→ Reading passage
* BEGIN *
Will Democrats Lose the Hispanic Vote?
Danger signs for a party in the 2020 election results.
For a decade or more Democrats have been counting on a demographic tsunami to sweep them to a long-term majority. It might just sweep them out to sea instead.
To understand what’s going on we can consider just one word: Latinx. This word was invented in academia to be a gender neutral alternative to Latino or Latina. The problem is that it is mostly embraced by white, college educated liberals. According to a recent Pew Research poll only 23% of Hispanics have ever heard the term and only 3% use it to describe themselves. But you hear it a lot on NPR and PBS and on college campuses.
In a fascinating piece last week in the New York Times, columnist Thomas B. Edsall dissected the problem. As is his way, Edsall consulted a lot of academics, pollsters and strategists and shared their email responses in a lengthy analysis.
Edsall points out that the erosion in Hispanic support is a particularly big problem for Democrats simply because that demographic is growing so fast. In the last four decades, the Hispanic population in the U.S. has gone from 10 million to 60 million and it is projected to almost double again by 2016, when Hispanics will represent 28% of the U.S. population.
So, you can see why Democrats had been so optimistic. If they could have maintained their hold on that vote, the numbers would have been overwhelmingly in their favor no matter what else happened in the electorate. But that whole theory hinges on the idea that the Hispanic population will continue to primarily identify itself with race as opposed to economics, ideology or something else.
* END *
→ Excerpt from a dataset
* BEGIN *
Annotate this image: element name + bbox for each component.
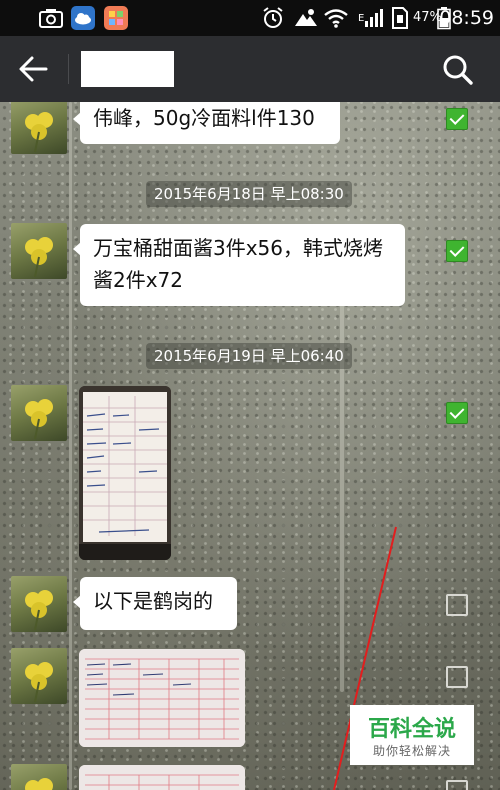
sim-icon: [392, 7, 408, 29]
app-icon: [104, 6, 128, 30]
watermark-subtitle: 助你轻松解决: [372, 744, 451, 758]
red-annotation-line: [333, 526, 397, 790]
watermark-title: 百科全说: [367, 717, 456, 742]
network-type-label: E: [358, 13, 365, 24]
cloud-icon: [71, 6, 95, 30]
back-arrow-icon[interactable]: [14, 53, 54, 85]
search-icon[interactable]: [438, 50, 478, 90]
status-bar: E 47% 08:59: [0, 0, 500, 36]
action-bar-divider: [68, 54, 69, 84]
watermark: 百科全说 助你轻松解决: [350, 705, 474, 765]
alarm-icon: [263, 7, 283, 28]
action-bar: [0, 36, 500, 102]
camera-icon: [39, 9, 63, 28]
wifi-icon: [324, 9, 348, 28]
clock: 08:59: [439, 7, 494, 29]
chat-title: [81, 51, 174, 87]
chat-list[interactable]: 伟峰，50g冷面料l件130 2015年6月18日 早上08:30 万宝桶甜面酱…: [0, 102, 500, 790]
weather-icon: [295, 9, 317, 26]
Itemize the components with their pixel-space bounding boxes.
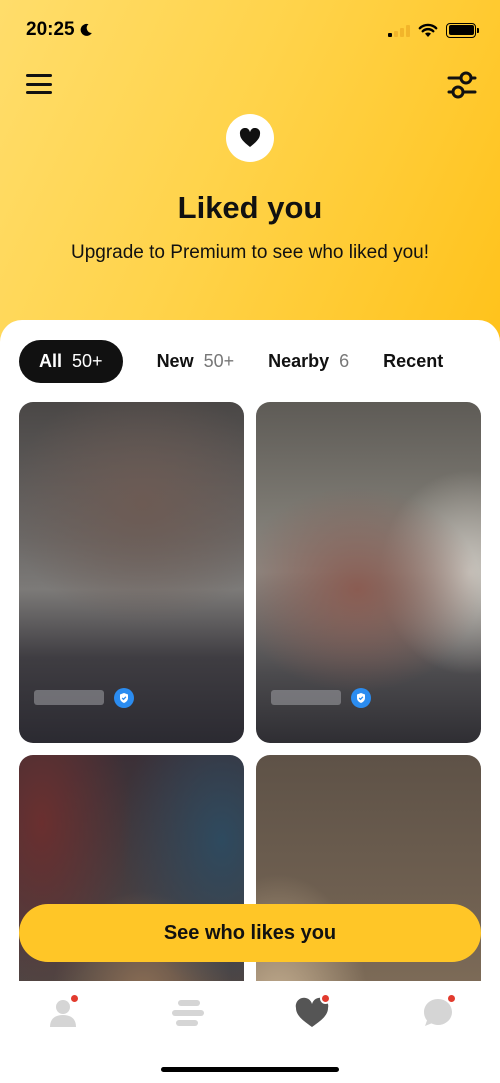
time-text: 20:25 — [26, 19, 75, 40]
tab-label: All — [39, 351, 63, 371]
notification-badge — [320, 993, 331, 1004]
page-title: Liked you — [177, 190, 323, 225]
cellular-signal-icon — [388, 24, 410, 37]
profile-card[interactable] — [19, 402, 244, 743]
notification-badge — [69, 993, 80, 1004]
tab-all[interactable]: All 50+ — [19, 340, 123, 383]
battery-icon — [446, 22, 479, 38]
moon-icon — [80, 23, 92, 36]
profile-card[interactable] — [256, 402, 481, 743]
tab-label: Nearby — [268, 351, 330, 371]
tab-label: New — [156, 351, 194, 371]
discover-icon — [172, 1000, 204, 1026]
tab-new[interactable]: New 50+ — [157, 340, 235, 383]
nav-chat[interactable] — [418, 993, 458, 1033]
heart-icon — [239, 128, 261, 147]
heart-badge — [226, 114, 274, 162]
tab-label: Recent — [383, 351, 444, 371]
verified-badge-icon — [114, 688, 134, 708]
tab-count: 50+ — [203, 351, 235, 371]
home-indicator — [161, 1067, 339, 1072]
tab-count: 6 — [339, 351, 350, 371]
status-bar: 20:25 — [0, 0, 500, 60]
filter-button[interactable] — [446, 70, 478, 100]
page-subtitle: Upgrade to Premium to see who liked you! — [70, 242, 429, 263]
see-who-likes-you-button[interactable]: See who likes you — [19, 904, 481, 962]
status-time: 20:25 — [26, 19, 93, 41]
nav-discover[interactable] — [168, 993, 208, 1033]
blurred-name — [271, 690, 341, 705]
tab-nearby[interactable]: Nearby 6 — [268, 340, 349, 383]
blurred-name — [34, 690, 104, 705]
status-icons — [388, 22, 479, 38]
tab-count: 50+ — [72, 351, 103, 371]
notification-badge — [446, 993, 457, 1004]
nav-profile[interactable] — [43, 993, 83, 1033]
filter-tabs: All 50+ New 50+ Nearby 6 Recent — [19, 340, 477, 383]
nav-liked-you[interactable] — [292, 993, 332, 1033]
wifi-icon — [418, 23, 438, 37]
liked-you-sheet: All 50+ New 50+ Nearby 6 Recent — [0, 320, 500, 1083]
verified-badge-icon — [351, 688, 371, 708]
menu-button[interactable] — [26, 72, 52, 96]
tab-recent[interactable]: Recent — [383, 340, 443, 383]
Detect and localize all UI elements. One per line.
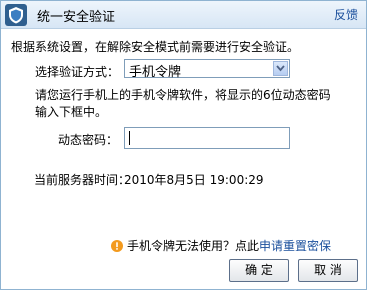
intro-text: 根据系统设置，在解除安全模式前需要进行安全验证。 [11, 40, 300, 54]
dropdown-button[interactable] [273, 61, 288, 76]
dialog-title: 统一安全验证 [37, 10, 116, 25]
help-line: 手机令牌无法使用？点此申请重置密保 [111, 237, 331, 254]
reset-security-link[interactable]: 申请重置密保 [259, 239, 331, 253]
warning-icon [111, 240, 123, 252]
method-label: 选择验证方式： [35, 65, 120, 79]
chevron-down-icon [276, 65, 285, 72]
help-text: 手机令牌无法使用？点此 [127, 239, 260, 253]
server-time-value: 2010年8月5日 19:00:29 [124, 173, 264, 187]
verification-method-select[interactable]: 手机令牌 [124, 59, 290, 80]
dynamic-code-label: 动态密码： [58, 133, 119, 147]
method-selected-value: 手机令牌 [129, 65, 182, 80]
* END *
→ Direction
In the article on Democrats and the Hispanic vote, what percentage of Hispanics use the term "Latinx" to describe themselves, according to the Pew Research poll?

→ Solution for this task
Only 3%.